Required task.
Each line below should be reproduced without any alteration.
-- Start of Records supplied --
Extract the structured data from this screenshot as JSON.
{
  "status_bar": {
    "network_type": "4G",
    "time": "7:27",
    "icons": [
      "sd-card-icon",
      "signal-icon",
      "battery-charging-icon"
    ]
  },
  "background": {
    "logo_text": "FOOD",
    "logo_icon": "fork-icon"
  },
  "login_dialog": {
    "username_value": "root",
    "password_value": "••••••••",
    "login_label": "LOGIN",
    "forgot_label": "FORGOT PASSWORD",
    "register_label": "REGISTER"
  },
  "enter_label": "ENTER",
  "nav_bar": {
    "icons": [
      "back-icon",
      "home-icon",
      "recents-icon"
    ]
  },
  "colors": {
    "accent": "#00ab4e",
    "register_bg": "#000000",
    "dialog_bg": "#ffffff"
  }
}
-- End of Records supplied --
Exercise response.
Extract the structured data from this screenshot as JSON.
{
  "status_bar": {
    "network_type": "4G",
    "time": "7:27",
    "icons": [
      "sd-card-icon",
      "signal-icon",
      "battery-charging-icon"
    ]
  },
  "background": {
    "logo_text": "FOOD",
    "logo_icon": "fork-icon"
  },
  "login_dialog": {
    "username_value": "root",
    "password_value": "••••••••",
    "login_label": "LOGIN",
    "forgot_label": "FORGOT PASSWORD",
    "register_label": "REGISTER"
  },
  "enter_label": "ENTER",
  "nav_bar": {
    "icons": [
      "back-icon",
      "home-icon",
      "recents-icon"
    ]
  },
  "colors": {
    "accent": "#00ab4e",
    "register_bg": "#000000",
    "dialog_bg": "#ffffff"
  }
}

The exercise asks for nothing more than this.